REQUIREMENT:
Send back the entries below exactly as they appear.

PROVIDED INFORMATION:
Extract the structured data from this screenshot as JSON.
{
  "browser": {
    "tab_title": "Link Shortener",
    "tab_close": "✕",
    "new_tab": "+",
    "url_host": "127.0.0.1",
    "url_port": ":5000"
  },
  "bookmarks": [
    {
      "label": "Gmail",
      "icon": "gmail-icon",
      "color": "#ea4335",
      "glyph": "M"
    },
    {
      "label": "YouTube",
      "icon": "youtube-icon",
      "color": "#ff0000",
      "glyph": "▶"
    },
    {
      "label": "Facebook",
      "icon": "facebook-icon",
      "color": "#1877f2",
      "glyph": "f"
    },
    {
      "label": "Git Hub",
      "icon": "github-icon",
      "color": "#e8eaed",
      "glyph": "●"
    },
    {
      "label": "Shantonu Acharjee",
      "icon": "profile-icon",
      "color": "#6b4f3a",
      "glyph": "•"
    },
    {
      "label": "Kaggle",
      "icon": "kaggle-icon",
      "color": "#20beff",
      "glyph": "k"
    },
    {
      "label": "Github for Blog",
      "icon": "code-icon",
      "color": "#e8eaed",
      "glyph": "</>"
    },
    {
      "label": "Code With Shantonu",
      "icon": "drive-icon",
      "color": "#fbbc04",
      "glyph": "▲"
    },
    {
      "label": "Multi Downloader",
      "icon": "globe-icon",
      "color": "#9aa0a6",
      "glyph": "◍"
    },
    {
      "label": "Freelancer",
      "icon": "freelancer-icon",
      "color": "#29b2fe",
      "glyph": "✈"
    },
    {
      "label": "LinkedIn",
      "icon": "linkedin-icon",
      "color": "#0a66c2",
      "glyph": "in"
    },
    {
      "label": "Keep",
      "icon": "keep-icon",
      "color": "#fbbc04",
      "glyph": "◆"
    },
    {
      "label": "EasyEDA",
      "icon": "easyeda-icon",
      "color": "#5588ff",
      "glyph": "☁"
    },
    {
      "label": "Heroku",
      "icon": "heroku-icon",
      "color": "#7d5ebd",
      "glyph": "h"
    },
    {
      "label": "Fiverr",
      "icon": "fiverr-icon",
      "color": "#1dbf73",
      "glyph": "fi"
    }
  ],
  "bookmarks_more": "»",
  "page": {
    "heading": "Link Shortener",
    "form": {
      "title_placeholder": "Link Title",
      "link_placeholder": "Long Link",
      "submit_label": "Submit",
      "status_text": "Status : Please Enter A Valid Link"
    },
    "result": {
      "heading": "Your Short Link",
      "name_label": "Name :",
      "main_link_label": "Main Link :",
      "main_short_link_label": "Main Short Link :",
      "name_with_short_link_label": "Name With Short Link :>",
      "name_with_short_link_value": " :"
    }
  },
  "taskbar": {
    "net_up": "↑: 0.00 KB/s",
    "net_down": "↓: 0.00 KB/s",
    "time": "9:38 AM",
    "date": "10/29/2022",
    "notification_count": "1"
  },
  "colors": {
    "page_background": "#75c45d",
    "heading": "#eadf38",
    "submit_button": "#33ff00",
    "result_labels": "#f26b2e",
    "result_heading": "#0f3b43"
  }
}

OUTPUT:
Extract the structured data from this screenshot as JSON.
{
  "browser": {
    "tab_title": "Link Shortener",
    "tab_close": "✕",
    "new_tab": "+",
    "url_host": "127.0.0.1",
    "url_port": ":5000"
  },
  "bookmarks": [
    {
      "label": "Gmail",
      "icon": "gmail-icon",
      "color": "#ea4335",
      "glyph": "M"
    },
    {
      "label": "YouTube",
      "icon": "youtube-icon",
      "color": "#ff0000",
      "glyph": "▶"
    },
    {
      "label": "Facebook",
      "icon": "facebook-icon",
      "color": "#1877f2",
      "glyph": "f"
    },
    {
      "label": "Git Hub",
      "icon": "github-icon",
      "color": "#e8eaed",
      "glyph": "●"
    },
    {
      "label": "Shantonu Acharjee",
      "icon": "profile-icon",
      "color": "#6b4f3a",
      "glyph": "•"
    },
    {
      "label": "Kaggle",
      "icon": "kaggle-icon",
      "color": "#20beff",
      "glyph": "k"
    },
    {
      "label": "Github for Blog",
      "icon": "code-icon",
      "color": "#e8eaed",
      "glyph": "</>"
    },
    {
      "label": "Code With Shantonu",
      "icon": "drive-icon",
      "color": "#fbbc04",
      "glyph": "▲"
    },
    {
      "label": "Multi Downloader",
      "icon": "globe-icon",
      "color": "#9aa0a6",
      "glyph": "◍"
    },
    {
      "label": "Freelancer",
      "icon": "freelancer-icon",
      "color": "#29b2fe",
      "glyph": "✈"
    },
    {
      "label": "LinkedIn",
      "icon": "linkedin-icon",
      "color": "#0a66c2",
      "glyph": "in"
    },
    {
      "label": "Keep",
      "icon": "keep-icon",
      "color": "#fbbc04",
      "glyph": "◆"
    },
    {
      "label": "EasyEDA",
      "icon": "easyeda-icon",
      "color": "#5588ff",
      "glyph": "☁"
    },
    {
      "label": "Heroku",
      "icon": "heroku-icon",
      "color": "#7d5ebd",
      "glyph": "h"
    },
    {
      "label": "Fiverr",
      "icon": "fiverr-icon",
      "color": "#1dbf73",
      "glyph": "fi"
    }
  ],
  "bookmarks_more": "»",
  "page": {
    "heading": "Link Shortener",
    "form": {
      "title_placeholder": "Link Title",
      "link_placeholder": "Long Link",
      "submit_label": "Submit",
      "status_text": "Status : Please Enter A Valid Link"
    },
    "result": {
      "heading": "Your Short Link",
      "name_label": "Name :",
      "main_link_label": "Main Link :",
      "main_short_link_label": "Main Short Link :",
      "name_with_short_link_label": "Name With Short Link :>",
      "name_with_short_link_value": " :"
    }
  },
  "taskbar": {
    "net_up": "↑: 0.00 KB/s",
    "net_down": "↓: 0.00 KB/s",
    "time": "9:38 AM",
    "date": "10/29/2022",
    "notification_count": "1"
  },
  "colors": {
    "page_background": "#75c45d",
    "heading": "#eadf38",
    "submit_button": "#33ff00",
    "result_labels": "#f26b2e",
    "result_heading": "#0f3b43"
  }
}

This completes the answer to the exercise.